### Dataset items:
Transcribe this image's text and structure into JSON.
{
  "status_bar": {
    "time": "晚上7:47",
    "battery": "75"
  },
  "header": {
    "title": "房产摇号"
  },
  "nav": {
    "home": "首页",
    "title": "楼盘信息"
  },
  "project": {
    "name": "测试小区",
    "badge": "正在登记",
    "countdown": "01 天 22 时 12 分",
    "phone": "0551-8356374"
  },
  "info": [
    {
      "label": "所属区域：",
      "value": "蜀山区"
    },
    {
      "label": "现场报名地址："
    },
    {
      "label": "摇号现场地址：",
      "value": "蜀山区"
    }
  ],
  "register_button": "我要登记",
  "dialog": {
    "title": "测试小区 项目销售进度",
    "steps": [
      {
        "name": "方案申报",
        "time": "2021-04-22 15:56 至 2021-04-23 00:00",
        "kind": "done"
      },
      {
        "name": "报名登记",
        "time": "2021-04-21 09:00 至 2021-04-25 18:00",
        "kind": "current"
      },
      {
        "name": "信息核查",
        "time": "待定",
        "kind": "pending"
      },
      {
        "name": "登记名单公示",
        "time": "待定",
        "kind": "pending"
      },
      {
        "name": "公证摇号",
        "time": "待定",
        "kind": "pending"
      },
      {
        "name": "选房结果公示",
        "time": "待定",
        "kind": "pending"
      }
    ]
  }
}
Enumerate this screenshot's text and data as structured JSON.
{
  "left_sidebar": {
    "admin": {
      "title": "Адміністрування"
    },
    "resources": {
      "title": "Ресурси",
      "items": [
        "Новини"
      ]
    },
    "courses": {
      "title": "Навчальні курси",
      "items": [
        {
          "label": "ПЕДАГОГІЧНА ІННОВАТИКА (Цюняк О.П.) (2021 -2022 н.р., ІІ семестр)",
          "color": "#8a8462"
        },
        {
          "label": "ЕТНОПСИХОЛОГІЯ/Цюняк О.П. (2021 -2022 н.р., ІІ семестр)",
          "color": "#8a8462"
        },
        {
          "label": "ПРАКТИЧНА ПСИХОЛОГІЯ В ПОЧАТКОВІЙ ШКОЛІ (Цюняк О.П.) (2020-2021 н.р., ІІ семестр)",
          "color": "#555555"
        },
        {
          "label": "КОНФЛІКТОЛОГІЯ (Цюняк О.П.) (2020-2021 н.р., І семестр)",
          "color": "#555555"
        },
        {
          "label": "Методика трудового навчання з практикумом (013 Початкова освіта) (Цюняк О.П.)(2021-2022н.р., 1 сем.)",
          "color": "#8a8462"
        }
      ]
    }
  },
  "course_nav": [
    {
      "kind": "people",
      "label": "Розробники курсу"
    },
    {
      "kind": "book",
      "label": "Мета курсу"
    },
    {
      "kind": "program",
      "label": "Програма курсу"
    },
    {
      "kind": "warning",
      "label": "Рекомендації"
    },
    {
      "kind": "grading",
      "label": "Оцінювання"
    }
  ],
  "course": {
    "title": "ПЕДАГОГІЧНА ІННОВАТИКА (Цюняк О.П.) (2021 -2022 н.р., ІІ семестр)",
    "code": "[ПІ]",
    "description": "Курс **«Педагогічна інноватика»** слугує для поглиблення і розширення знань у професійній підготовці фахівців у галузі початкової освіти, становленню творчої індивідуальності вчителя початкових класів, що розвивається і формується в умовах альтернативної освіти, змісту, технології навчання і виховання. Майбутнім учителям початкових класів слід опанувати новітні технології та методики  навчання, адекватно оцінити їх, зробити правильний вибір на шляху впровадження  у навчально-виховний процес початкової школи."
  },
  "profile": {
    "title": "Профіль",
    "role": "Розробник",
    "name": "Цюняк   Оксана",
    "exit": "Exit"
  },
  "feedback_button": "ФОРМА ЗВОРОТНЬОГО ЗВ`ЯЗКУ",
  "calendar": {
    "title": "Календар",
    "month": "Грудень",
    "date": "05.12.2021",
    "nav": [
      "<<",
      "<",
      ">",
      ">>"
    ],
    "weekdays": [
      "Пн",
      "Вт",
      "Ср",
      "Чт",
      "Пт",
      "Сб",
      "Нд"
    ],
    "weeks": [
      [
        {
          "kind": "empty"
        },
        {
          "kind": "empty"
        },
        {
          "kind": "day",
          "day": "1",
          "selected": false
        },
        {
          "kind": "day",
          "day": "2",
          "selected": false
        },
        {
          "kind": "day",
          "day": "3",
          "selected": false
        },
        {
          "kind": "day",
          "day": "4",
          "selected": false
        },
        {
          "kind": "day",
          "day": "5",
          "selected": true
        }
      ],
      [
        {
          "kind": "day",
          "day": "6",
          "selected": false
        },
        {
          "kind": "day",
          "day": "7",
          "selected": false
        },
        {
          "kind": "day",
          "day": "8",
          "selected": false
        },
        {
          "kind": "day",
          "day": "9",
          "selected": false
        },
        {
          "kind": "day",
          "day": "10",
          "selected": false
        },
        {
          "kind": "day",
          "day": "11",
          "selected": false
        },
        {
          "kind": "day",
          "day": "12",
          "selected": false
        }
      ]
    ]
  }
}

### Given exercise:
Every entry should be printed again exactly as it stands.

### Result for this task:
Transcribe this image's text and structure into JSON.
{
  "status_bar": {
    "time": "晚上7:47",
    "battery": "75"
  },
  "header": {
    "title": "房产摇号"
  },
  "nav": {
    "home": "首页",
    "title": "楼盘信息"
  },
  "project": {
    "name": "测试小区",
    "badge": "正在登记",
    "countdown": "01 天 22 时 12 分",
    "phone": "0551-8356374"
  },
  "info": [
    {
      "label": "所属区域：",
      "value": "蜀山区"
    },
    {
      "label": "现场报名地址："
    },
    {
      "label": "摇号现场地址：",
      "value": "蜀山区"
    }
  ],
  "register_button": "我要登记",
  "dialog": {
    "title": "测试小区 项目销售进度",
    "steps": [
      {
        "name": "方案申报",
        "time": "2021-04-22 15:56 至 2021-04-23 00:00",
        "kind": "done"
      },
      {
        "name": "报名登记",
        "time": "2021-04-21 09:00 至 2021-04-25 18:00",
        "kind": "current"
      },
      {
        "name": "信息核查",
        "time": "待定",
        "kind": "pending"
      },
      {
        "name": "登记名单公示",
        "time": "待定",
        "kind": "pending"
      },
      {
        "name": "公证摇号",
        "time": "待定",
        "kind": "pending"
      },
      {
        "name": "选房结果公示",
        "time": "待定",
        "kind": "pending"
      }
    ]
  }
}
Enumerate this screenshot's text and data as structured JSON.
{
  "left_sidebar": {
    "admin": {
      "title": "Адміністрування"
    },
    "resources": {
      "title": "Ресурси",
      "items": [
        "Новини"
      ]
    },
    "courses": {
      "title": "Навчальні курси",
      "items": [
        {
          "label": "ПЕДАГОГІЧНА ІННОВАТИКА (Цюняк О.П.) (2021 -2022 н.р., ІІ семестр)",
          "color": "#8a8462"
        },
        {
          "label": "ЕТНОПСИХОЛОГІЯ/Цюняк О.П. (2021 -2022 н.р., ІІ семестр)",
          "color": "#8a8462"
        },
        {
          "label": "ПРАКТИЧНА ПСИХОЛОГІЯ В ПОЧАТКОВІЙ ШКОЛІ (Цюняк О.П.) (2020-2021 н.р., ІІ семестр)",
          "color": "#555555"
        },
        {
          "label": "КОНФЛІКТОЛОГІЯ (Цюняк О.П.) (2020-2021 н.р., І семестр)",
          "color": "#555555"
        },
        {
          "label": "Методика трудового навчання з практикумом (013 Початкова освіта) (Цюняк О.П.)(2021-2022н.р., 1 сем.)",
          "color": "#8a8462"
        }
      ]
    }
  },
  "course_nav": [
    {
      "kind": "people",
      "label": "Розробники курсу"
    },
    {
      "kind": "book",
      "label": "Мета курсу"
    },
    {
      "kind": "program",
      "label": "Програма курсу"
    },
    {
      "kind": "warning",
      "label": "Рекомендації"
    },
    {
      "kind": "grading",
      "label": "Оцінювання"
    }
  ],
  "course": {
    "title": "ПЕДАГОГІЧНА ІННОВАТИКА (Цюняк О.П.) (2021 -2022 н.р., ІІ семестр)",
    "code": "[ПІ]",
    "description": "Курс **«Педагогічна інноватика»** слугує для поглиблення і розширення знань у професійній підготовці фахівців у галузі початкової освіти, становленню творчої індивідуальності вчителя початкових класів, що розвивається і формується в умовах альтернативної освіти, змісту, технології навчання і виховання. Майбутнім учителям початкових класів слід опанувати новітні технології та методики  навчання, адекватно оцінити їх, зробити правильний вибір на шляху впровадження  у навчально-виховний процес початкової школи."
  },
  "profile": {
    "title": "Профіль",
    "role": "Розробник",
    "name": "Цюняк   Оксана",
    "exit": "Exit"
  },
  "feedback_button": "ФОРМА ЗВОРОТНЬОГО ЗВ`ЯЗКУ",
  "calendar": {
    "title": "Календар",
    "month": "Грудень",
    "date": "05.12.2021",
    "nav": [
      "<<",
      "<",
      ">",
      ">>"
    ],
    "weekdays": [
      "Пн",
      "Вт",
      "Ср",
      "Чт",
      "Пт",
      "Сб",
      "Нд"
    ],
    "weeks": [
      [
        {
          "kind": "empty"
        },
        {
          "kind": "empty"
        },
        {
          "kind": "day",
          "day": "1",
          "selected": false
        },
        {
          "kind": "day",
          "day": "2",
          "selected": false
        },
        {
          "kind": "day",
          "day": "3",
          "selected": false
        },
        {
          "kind": "day",
          "day": "4",
          "selected": false
        },
        {
          "kind": "day",
          "day": "5",
          "selected": true
        }
      ],
      [
        {
          "kind": "day",
          "day": "6",
          "selected": false
        },
        {
          "kind": "day",
          "day": "7",
          "selected": false
        },
        {
          "kind": "day",
          "day": "8",
          "selected": false
        },
        {
          "kind": "day",
          "day": "9",
          "selected": false
        },
        {
          "kind": "day",
          "day": "10",
          "selected": false
        },
        {
          "kind": "day",
          "day": "11",
          "selected": false
        },
        {
          "kind": "day",
          "day": "12",
          "selected": false
        }
      ]
    ]
  }
}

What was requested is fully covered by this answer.